DO THIS: From the listing below, extract every line containing "combóio".

--- BEGIN EXCERPTED DATA ---

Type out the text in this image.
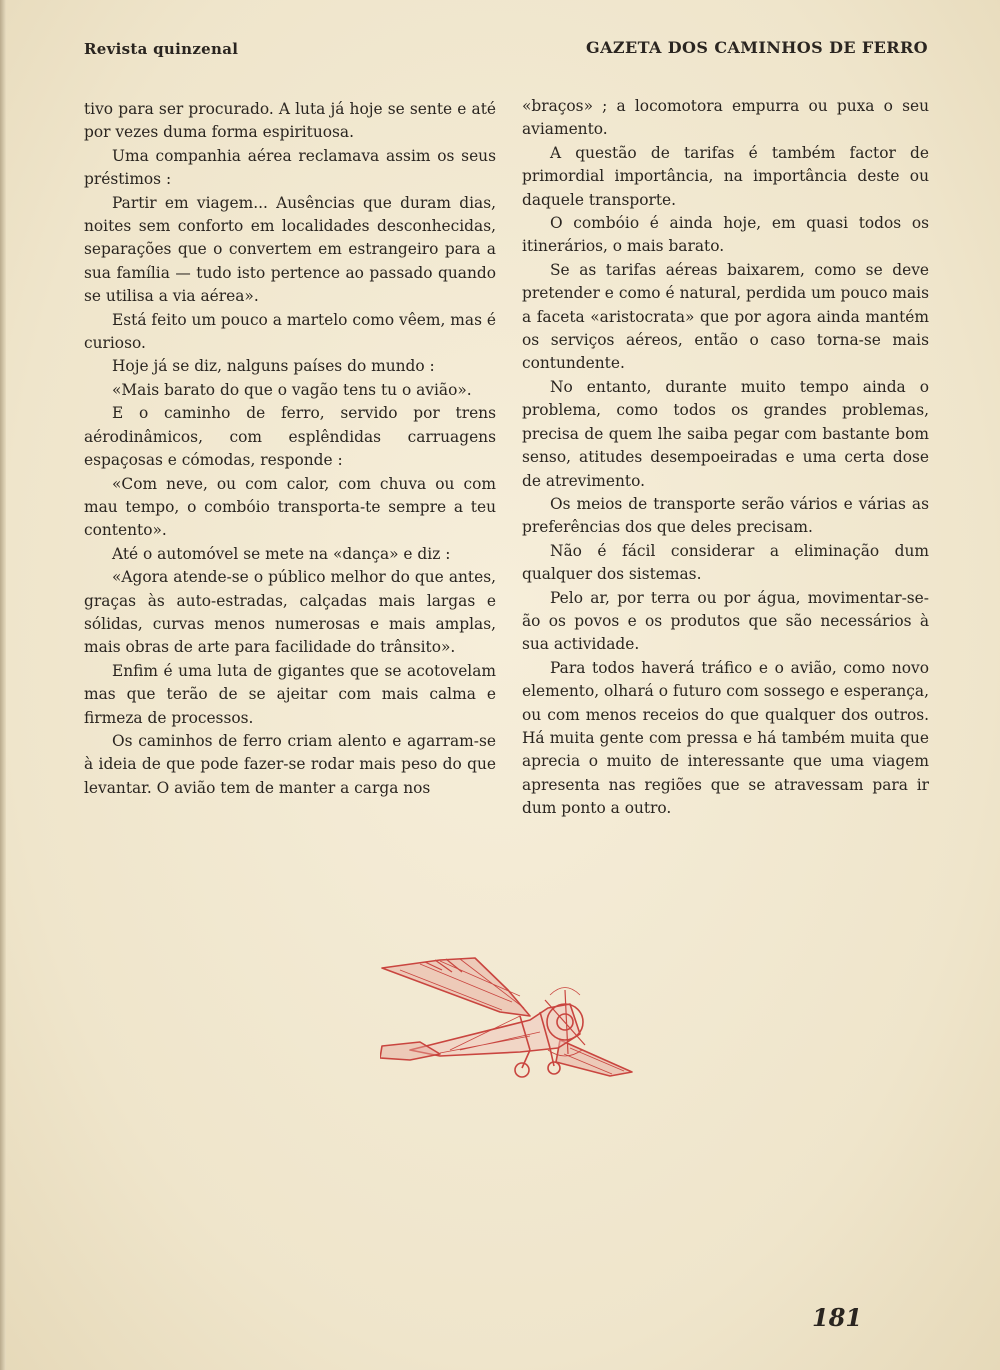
Revista quinzenal	GAZETA DOS CAMINHOS DE FERRO

tivo para ser procurado. A luta já hoje se sente e até por vezes duma forma espirituosa.

Uma companhia aérea reclamava assim os seus préstimos :

Partir em viagem... Ausências que duram dias, noites sem conforto em localidades desconhecidas, separações que o convertem em estrangeiro para a sua família — tudo isto pertence ao passado quando se utilisa a via aérea».

Está feito um pouco a martelo como vêem, mas é curioso.

Hoje já se diz, nalguns países do mundo :

«Mais barato do que o vagão tens tu o avião».

E o caminho de ferro, servido por trens aérodinâmicos, com esplêndidas carruagens espaçosas e cómodas, responde :

«Com neve, ou com calor, com chuva ou com mau tempo, o combóio transporta-te sempre a teu contento».

Até o automóvel se mete na «dança» e diz :

«Agora atende-se o público melhor do que antes, graças às auto-estradas, calçadas mais largas e sólidas, curvas menos numerosas e mais amplas, mais obras de arte para facilidade do trânsito».

Enfim é uma luta de gigantes que se acotovelam mas que terão de se ajeitar com mais calma e firmeza de processos.

Os caminhos de ferro criam alento e agarram-se à ideia de que pode fazer-se rodar mais peso do que levantar. O avião tem de manter a carga nos

«braços» ; a locomotora empurra ou puxa o seu aviamento.

A questão de tarifas é também factor de primordial importância, na importância deste ou daquele transporte.

O combóio é ainda hoje, em quasi todos os itinerários, o mais barato.

Se as tarifas aéreas baixarem, como se deve pretender e como é natural, perdida um pouco mais a faceta «aristocrata» que por agora ainda mantém os serviços aéreos, então o caso torna-se mais contundente.

No entanto, durante muito tempo ainda o problema, como todos os grandes problemas, precisa de quem lhe saiba pegar com bastante bom senso, atitudes desempoeiradas e uma certa dose de atrevimento.

Os meios de transporte serão vários e várias as preferências dos que deles precisam.

Não é fácil considerar a eliminação dum qualquer dos sistemas.

Pelo ar, por terra ou por água, movimentar-se-ão os povos e os produtos que são necessários à sua actividade.

Para todos haverá tráfico e o avião, como novo elemento, olhará o futuro com sossego e esperança, ou com menos receios do que qualquer dos outros. Há muita gente com pressa e há também muita que aprecia o muito de interessante que uma viagem apresenta nas regiões que se atravessam para ir dum ponto a outro.

181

--- END EXCERPTED DATA ---

RESULT FOR THIS EXERCISE:
«Com neve, ou com calor, com chuva ou com mau tempo, o combóio transporta-te sempre a teu contento».
O combóio é ainda hoje, em quasi todos os itinerários, o mais barato.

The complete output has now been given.